**EXERCISE**
Pull out every line below holding the word "make".

-- begin EXCERPTED RECORDS --

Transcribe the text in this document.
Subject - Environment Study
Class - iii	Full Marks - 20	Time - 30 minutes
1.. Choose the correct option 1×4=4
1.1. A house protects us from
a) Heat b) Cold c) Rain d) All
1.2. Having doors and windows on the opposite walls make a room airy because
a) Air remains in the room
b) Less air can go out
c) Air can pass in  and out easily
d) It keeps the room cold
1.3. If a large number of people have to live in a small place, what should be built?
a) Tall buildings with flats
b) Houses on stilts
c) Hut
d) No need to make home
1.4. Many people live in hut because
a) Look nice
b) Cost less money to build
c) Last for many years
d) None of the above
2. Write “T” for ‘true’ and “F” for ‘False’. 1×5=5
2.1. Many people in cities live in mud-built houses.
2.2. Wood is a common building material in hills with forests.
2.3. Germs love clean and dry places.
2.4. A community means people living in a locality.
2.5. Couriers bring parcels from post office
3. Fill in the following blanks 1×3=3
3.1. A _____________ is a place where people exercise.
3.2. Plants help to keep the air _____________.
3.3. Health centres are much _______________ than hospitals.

-- end EXCERPTED RECORDS --

**EXERCISE ANSWER**
1.2. Having doors and windows on the opposite walls make a room airy because
d) No need to make home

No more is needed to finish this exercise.